• _Task objective_: All material below is to be reproduced exactly.
--- begin Provided information ---
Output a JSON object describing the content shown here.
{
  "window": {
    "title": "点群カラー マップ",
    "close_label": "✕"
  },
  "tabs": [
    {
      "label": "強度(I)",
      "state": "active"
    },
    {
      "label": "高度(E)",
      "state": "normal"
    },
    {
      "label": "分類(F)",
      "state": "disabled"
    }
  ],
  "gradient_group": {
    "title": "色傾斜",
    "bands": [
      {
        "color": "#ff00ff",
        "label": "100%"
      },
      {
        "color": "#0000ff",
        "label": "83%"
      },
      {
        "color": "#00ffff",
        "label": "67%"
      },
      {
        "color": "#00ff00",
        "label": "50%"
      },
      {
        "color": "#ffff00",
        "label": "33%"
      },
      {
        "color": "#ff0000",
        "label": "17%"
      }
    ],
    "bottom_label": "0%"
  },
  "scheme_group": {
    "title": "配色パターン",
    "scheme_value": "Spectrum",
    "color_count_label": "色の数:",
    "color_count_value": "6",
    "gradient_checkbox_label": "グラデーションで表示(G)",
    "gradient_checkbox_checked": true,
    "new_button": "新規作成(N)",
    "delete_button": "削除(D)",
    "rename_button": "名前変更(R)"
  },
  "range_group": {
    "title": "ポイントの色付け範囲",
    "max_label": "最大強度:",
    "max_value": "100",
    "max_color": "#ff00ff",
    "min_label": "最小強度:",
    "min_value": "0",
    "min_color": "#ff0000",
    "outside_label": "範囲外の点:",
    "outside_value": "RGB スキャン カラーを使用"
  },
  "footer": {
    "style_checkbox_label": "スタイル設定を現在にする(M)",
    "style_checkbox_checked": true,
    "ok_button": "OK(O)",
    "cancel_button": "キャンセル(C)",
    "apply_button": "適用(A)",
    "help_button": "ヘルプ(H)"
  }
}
--- end Provided information ---
• _Solution to the problem_:
Output a JSON object describing the content shown here.
{
  "window": {
    "title": "点群カラー マップ",
    "close_label": "✕"
  },
  "tabs": [
    {
      "label": "強度(I)",
      "state": "active"
    },
    {
      "label": "高度(E)",
      "state": "normal"
    },
    {
      "label": "分類(F)",
      "state": "disabled"
    }
  ],
  "gradient_group": {
    "title": "色傾斜",
    "bands": [
      {
        "color": "#ff00ff",
        "label": "100%"
      },
      {
        "color": "#0000ff",
        "label": "83%"
      },
      {
        "color": "#00ffff",
        "label": "67%"
      },
      {
        "color": "#00ff00",
        "label": "50%"
      },
      {
        "color": "#ffff00",
        "label": "33%"
      },
      {
        "color": "#ff0000",
        "label": "17%"
      }
    ],
    "bottom_label": "0%"
  },
  "scheme_group": {
    "title": "配色パターン",
    "scheme_value": "Spectrum",
    "color_count_label": "色の数:",
    "color_count_value": "6",
    "gradient_checkbox_label": "グラデーションで表示(G)",
    "gradient_checkbox_checked": true,
    "new_button": "新規作成(N)",
    "delete_button": "削除(D)",
    "rename_button": "名前変更(R)"
  },
  "range_group": {
    "title": "ポイントの色付け範囲",
    "max_label": "最大強度:",
    "max_value": "100",
    "max_color": "#ff00ff",
    "min_label": "最小強度:",
    "min_value": "0",
    "min_color": "#ff0000",
    "outside_label": "範囲外の点:",
    "outside_value": "RGB スキャン カラーを使用"
  },
  "footer": {
    "style_checkbox_label": "スタイル設定を現在にする(M)",
    "style_checkbox_checked": true,
    "ok_button": "OK(O)",
    "cancel_button": "キャンセル(C)",
    "apply_button": "適用(A)",
    "help_button": "ヘルプ(H)"
  }
}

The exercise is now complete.